- _INSTRUCTION_: Repeat exactly the lines from the line containing "Read all visible content and emit it as JSON." to the last line of the listing, including both.

★ ★ ★ ★

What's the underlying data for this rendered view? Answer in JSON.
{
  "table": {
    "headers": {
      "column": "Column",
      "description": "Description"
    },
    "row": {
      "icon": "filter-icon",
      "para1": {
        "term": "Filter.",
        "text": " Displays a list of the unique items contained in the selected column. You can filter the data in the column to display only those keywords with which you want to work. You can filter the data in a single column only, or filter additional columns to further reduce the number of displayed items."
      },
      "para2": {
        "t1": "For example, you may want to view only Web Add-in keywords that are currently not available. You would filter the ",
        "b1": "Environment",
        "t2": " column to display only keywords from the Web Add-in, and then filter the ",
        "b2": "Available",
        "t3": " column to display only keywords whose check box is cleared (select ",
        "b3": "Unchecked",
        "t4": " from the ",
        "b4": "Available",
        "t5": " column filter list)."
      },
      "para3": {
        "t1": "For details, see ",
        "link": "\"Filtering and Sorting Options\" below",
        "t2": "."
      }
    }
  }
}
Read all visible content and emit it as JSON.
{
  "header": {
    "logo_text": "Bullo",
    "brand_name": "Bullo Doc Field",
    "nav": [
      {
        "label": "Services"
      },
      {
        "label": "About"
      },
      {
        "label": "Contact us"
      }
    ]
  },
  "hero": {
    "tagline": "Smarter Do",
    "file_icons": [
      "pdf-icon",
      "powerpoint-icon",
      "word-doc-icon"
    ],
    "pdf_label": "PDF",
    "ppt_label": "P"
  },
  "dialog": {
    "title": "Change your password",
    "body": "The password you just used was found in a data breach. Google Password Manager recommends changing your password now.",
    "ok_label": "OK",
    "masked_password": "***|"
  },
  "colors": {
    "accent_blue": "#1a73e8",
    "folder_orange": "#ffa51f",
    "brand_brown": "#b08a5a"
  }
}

★ ★ ★ ★

- _TASK RESULT_:
Read all visible content and emit it as JSON.
{
  "header": {
    "logo_text": "Bullo",
    "brand_name": "Bullo Doc Field",
    "nav": [
      {
        "label": "Services"
      },
      {
        "label": "About"
      },
      {
        "label": "Contact us"
      }
    ]
  },
  "hero": {
    "tagline": "Smarter Do",
    "file_icons": [
      "pdf-icon",
      "powerpoint-icon",
      "word-doc-icon"
    ],
    "pdf_label": "PDF",
    "ppt_label": "P"
  },
  "dialog": {
    "title": "Change your password",
    "body": "The password you just used was found in a data breach. Google Password Manager recommends changing your password now.",
    "ok_label": "OK",
    "masked_password": "***|"
  },
  "colors": {
    "accent_blue": "#1a73e8",
    "folder_orange": "#ffa51f",
    "brand_brown": "#b08a5a"
  }
}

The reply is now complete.